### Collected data
══════════════════════════════

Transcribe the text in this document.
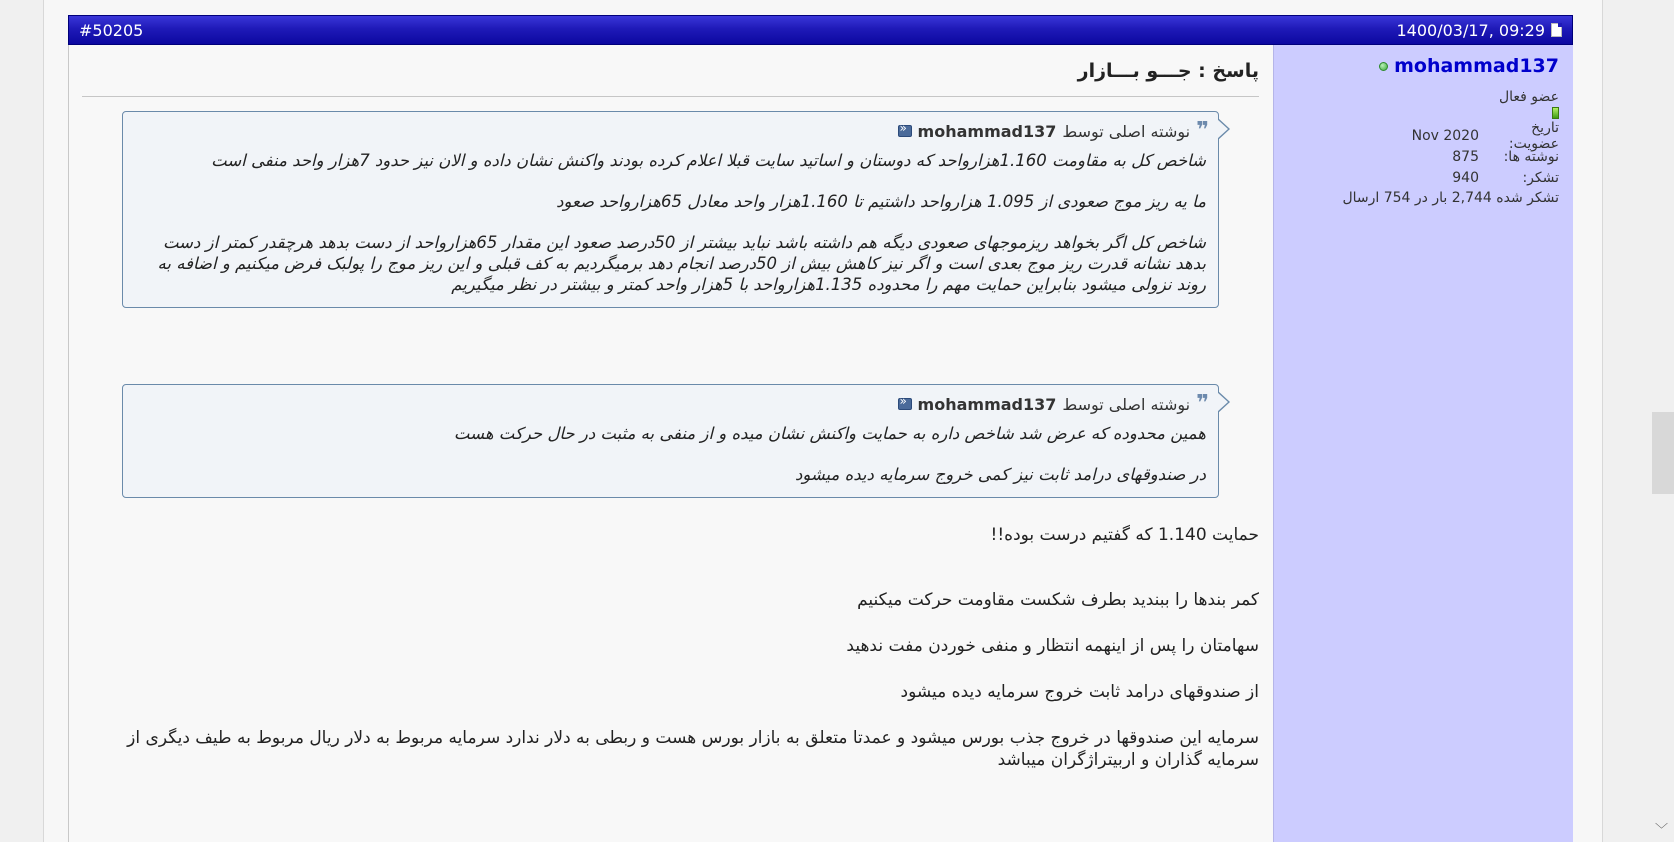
#50205	1400/03/17, 09:29
mohammad137
عضو فعال
تاریخ عضویت:
Nov 2020
نوشته ها:
875
تشکر:
940
تشکر شده 2,744 بار در 754 ارسال
پاسخ : جـــو بـــازار
❞
نوشته اصلی توسط
mohammad137
«

شاخص کل به مقاومت 1.160هزارواحد که دوستان و اساتید سایت قبلا اعلام کرده بودند واکنش نشان داده و الان نیز حدود 7هزار واحد منفی است

ما یه ریز موج صعودی از 1.095 هزارواحد داشتیم تا 1.160هزار واحد معادل 65هزارواحد صعود

شاخص کل اگر بخواهد ریزموجهای صعودی دیگه هم داشته باشد نباید بیشتر از 50درصد صعود این مقدار 65هزارواحد از دست بدهد هرچقدر کمتر از دست بدهد نشانه قدرت ریز موج بعدی است و اگر نیز کاهش بیش از 50درصد انجام دهد برمیگردیم به کف قبلی و این ریز موج را پولبک فرض میکنیم و اضافه به روند نزولی میشود بنابراین حمایت مهم را محدوده 1.135هزارواحد با 5هزار واحد کمتر و بیشتر در نظر میگیریم

❞
نوشته اصلی توسط
mohammad137
«

همین محدوده که عرض شد شاخص داره به حمایت واکنش نشان میده و از منفی به مثبت در حال حرکت هست

در صندوقهای درامد ثابت نیز کمی خروج سرمایه دیده میشود

حمایت 1.140 که گفتیم درست بوده!!

کمر بندها را ببندید بطرف شکست مقاومت حرکت میکنیم

سهامتان را پس از اینهمه انتظار و منفی خوردن مفت ندهید

از صندوقهای درامد ثابت خروج سرمایه دیده میشود

سرمایه این صندوقها در خروج جذب بورس میشود و عمدتا متعلق به بازار بورس هست و ربطی به دلار ندارد سرمایه مربوط به دلار ریال مربوط به طیف دیگری از سرمایه گذاران و اربیتراژگران میباشد

﹀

══════════════════════════════

### Given task
All of the entries need to be transcribed word for word; pictures are left out.

### Response to this exercise
Transcribe the text in this document.
#50205	1400/03/17, 09:29
mohammad137
عضو فعال
تاریخ عضویت:
Nov 2020
نوشته ها:
875
تشکر:
940
تشکر شده 2,744 بار در 754 ارسال
پاسخ : جـــو بـــازار
❞
نوشته اصلی توسط
mohammad137
«

شاخص کل به مقاومت 1.160هزارواحد که دوستان و اساتید سایت قبلا اعلام کرده بودند واکنش نشان داده و الان نیز حدود 7هزار واحد منفی است

ما یه ریز موج صعودی از 1.095 هزارواحد داشتیم تا 1.160هزار واحد معادل 65هزارواحد صعود

شاخص کل اگر بخواهد ریزموجهای صعودی دیگه هم داشته باشد نباید بیشتر از 50درصد صعود این مقدار 65هزارواحد از دست بدهد هرچقدر کمتر از دست بدهد نشانه قدرت ریز موج بعدی است و اگر نیز کاهش بیش از 50درصد انجام دهد برمیگردیم به کف قبلی و این ریز موج را پولبک فرض میکنیم و اضافه به روند نزولی میشود بنابراین حمایت مهم را محدوده 1.135هزارواحد با 5هزار واحد کمتر و بیشتر در نظر میگیریم

❞
نوشته اصلی توسط
mohammad137
«

همین محدوده که عرض شد شاخص داره به حمایت واکنش نشان میده و از منفی به مثبت در حال حرکت هست

در صندوقهای درامد ثابت نیز کمی خروج سرمایه دیده میشود

حمایت 1.140 که گفتیم درست بوده!!

کمر بندها را ببندید بطرف شکست مقاومت حرکت میکنیم

سهامتان را پس از اینهمه انتظار و منفی خوردن مفت ندهید

از صندوقهای درامد ثابت خروج سرمایه دیده میشود

سرمایه این صندوقها در خروج جذب بورس میشود و عمدتا متعلق به بازار بورس هست و ربطی به دلار ندارد سرمایه مربوط به دلار ریال مربوط به طیف دیگری از سرمایه گذاران و اربیتراژگران میباشد

﹀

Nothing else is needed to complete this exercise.